Task description: From the listing below, pull out all lines with "чередуется" in them.

Supplied records:
>> Begin

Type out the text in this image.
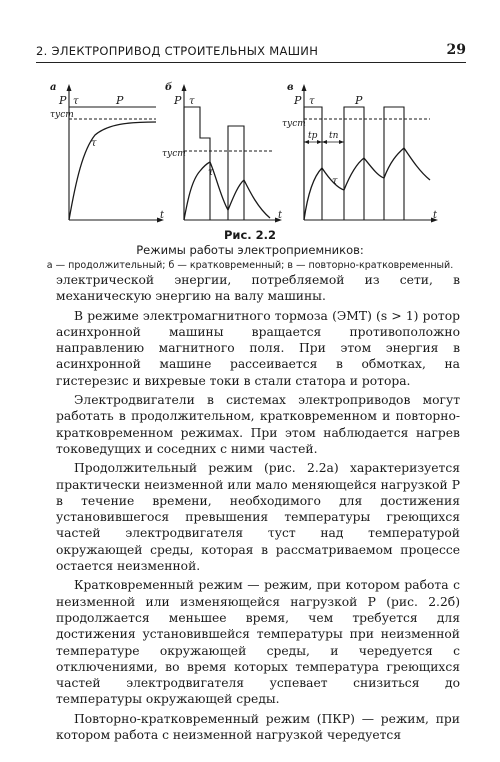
2. ЭЛЕКТРОПРИВОД СТРОИТЕЛЬНЫХ МАШИН	29
а
P τ	P
τуст
τ
t
б
P τ
τуст
τ
t
в
P τ	P
τуст
tр tп
τ
t
Рис. 2.2
Режимы работы электроприемников:
а — продолжительный; б — кратковременный; в — повторно-кратковременный.

электрической энергии, потребляемой из сети, в механическую энергию на валу машины.

В режиме электромагнитного тормоза (ЭМТ) (s > 1) ротор асинхронной машины вращается противоположно направлению магнитного поля. При этом энергия в асинхронной машине рассеивается в обмотках, на гистерезис и вихревые токи в стали статора и ротора.

Электродвигатели в системах электроприводов могут работать в продолжительном, кратковременном и повторно-кратковременном режимах. При этом наблюдается нагрев токоведущих и соседних с ними частей.

Продолжительный режим (рис. 2.2а) характеризуется практически неизменной или мало меняющейся нагрузкой P в течение времени, необходимого для достижения установившегося превышения температуры греющихся частей электродвигателя τуст над температурой окружающей среды, которая в рассматриваемом процессе остается неизменной.

Кратковременный режим — режим, при котором работа с неизменной или изменяющейся нагрузкой P (рис. 2.2б) продолжается меньшее время, чем требуется для достижения установившейся температуры при неизменной температуре окружающей среды, и чередуется с отключениями, во время которых температура греющихся частей электродвигателя успевает снизиться до температуры окружающей среды.

Повторно-кратковременный режим (ПКР) — режим, при котором работа с неизменной нагрузкой чередуется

>> End

Solution to this task:
Кратковременный режим — режим, при котором работа с неизменной или изменяющейся нагрузкой P (рис. 2.2б) продолжается меньшее время, чем требуется для достижения установившейся температуры при неизменной температуре окружающей среды, и чередуется с отключениями, во время которых температура греющихся частей электродвигателя успевает снизиться до температуры окружающей среды.
Повторно-кратковременный режим (ПКР) — режим, при котором работа с неизменной нагрузкой чередуется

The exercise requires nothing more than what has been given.